* BEGIN *
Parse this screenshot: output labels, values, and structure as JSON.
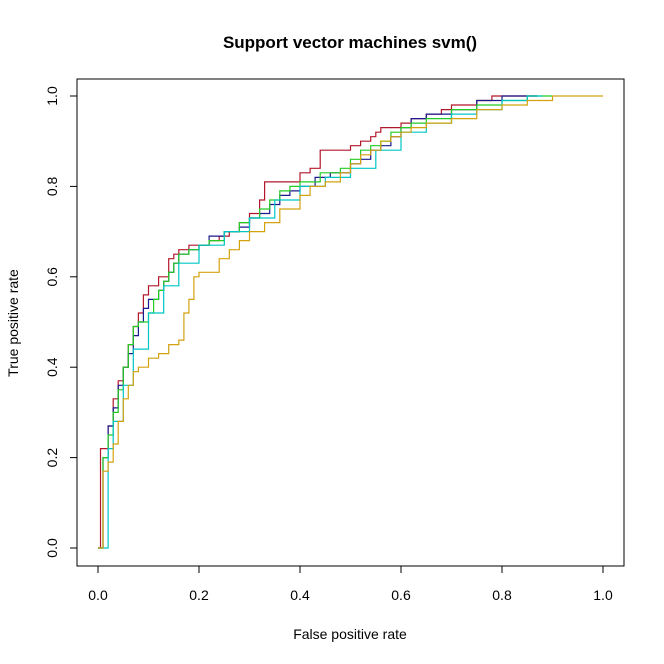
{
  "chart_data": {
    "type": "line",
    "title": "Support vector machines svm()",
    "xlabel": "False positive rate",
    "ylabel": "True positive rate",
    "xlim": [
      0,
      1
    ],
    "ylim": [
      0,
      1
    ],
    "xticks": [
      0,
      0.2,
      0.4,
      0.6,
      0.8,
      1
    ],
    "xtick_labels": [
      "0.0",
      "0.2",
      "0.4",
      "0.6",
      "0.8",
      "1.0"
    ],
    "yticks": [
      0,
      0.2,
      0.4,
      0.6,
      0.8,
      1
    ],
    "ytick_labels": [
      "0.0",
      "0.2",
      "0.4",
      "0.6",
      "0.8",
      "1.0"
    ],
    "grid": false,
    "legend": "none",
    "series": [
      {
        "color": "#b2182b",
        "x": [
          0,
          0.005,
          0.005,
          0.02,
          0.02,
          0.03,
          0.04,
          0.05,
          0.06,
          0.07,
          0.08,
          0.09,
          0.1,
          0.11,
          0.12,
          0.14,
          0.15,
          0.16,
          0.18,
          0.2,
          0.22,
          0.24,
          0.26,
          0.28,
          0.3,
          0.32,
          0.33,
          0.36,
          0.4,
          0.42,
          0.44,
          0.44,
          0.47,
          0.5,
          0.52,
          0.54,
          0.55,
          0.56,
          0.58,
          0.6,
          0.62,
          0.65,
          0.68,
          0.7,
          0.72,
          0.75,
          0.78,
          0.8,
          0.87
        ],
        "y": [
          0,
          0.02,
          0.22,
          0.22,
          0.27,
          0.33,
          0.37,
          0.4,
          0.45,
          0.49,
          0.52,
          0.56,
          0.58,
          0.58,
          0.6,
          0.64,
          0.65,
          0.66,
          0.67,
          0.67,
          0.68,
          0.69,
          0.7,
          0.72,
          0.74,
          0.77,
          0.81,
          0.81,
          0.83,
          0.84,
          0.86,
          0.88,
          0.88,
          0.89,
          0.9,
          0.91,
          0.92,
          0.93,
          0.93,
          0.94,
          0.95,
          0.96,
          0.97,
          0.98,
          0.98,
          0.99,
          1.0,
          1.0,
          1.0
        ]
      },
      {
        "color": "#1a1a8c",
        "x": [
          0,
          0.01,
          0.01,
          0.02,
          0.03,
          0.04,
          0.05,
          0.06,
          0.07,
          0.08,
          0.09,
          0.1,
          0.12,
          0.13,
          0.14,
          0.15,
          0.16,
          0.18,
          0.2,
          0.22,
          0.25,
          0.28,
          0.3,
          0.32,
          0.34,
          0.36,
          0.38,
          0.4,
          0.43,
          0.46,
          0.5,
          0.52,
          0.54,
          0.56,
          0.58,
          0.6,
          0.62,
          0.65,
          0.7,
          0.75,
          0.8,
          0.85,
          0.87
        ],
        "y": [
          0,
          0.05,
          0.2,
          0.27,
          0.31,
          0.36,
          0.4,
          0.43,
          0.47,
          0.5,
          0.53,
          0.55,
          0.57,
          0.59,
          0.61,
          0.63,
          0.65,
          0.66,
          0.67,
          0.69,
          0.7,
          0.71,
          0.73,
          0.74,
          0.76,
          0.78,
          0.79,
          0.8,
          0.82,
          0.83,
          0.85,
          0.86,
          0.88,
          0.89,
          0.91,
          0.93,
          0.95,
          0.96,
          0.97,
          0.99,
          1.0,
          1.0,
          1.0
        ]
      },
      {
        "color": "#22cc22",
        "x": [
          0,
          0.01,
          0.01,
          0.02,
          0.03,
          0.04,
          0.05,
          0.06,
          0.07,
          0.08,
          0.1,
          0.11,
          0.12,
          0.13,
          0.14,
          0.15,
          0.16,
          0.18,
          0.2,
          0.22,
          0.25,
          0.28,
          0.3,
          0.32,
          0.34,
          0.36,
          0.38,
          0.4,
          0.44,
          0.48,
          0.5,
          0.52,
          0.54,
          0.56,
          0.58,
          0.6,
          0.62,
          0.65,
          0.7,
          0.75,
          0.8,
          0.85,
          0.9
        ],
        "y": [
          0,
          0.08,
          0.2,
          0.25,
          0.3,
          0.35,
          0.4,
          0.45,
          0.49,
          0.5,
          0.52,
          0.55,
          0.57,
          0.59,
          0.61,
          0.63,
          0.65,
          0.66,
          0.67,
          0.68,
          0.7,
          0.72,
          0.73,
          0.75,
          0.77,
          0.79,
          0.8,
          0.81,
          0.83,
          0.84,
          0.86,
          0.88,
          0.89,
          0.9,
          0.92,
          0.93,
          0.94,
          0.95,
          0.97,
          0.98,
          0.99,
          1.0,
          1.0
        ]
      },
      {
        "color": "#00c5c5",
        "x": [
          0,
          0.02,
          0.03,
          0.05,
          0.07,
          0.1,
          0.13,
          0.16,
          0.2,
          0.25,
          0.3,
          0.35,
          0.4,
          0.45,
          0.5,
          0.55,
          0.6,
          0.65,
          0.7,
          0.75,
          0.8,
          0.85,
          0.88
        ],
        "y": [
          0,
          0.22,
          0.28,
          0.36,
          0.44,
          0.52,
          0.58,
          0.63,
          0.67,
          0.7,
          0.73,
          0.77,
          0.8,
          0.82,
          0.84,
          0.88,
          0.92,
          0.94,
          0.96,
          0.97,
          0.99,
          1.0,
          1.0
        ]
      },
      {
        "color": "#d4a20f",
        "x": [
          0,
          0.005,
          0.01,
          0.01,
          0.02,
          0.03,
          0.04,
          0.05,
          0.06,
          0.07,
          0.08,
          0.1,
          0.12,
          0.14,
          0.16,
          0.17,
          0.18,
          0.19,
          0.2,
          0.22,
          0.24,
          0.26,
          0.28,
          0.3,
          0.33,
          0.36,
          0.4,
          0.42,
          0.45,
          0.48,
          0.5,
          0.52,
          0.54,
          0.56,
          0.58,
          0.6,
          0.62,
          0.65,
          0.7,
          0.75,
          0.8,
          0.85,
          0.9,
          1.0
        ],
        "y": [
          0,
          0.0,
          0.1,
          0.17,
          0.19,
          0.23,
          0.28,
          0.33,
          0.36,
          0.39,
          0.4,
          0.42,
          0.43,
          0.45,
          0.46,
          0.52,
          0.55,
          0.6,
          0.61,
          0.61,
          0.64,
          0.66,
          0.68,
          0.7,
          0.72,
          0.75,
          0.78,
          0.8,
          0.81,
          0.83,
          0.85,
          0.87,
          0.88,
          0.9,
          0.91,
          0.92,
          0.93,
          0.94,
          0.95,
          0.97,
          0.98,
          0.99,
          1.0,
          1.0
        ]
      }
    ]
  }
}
* END *
* BEGIN *
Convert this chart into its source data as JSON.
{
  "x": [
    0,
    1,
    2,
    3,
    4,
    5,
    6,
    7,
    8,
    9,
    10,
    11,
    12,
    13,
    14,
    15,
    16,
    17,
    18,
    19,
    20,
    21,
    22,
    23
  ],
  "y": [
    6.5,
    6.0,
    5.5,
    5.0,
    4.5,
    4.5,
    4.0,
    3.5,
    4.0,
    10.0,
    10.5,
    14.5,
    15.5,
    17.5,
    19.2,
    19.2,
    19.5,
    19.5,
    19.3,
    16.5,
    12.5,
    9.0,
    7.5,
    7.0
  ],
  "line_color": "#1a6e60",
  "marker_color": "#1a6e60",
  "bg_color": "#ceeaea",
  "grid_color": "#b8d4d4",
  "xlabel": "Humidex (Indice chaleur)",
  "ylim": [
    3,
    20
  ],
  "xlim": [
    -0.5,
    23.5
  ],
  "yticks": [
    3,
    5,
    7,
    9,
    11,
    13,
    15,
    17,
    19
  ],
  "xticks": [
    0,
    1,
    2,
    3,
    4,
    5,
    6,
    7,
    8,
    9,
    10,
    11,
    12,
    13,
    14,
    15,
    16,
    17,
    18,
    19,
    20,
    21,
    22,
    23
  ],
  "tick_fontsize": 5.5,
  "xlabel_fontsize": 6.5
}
* END *
Aim of the exercise: Look through the records and gather every line containing "this".

Result of the task:
Parse this screenshot: output labels, values, and structure as JSON.
Convert this chart into its source data as JSON.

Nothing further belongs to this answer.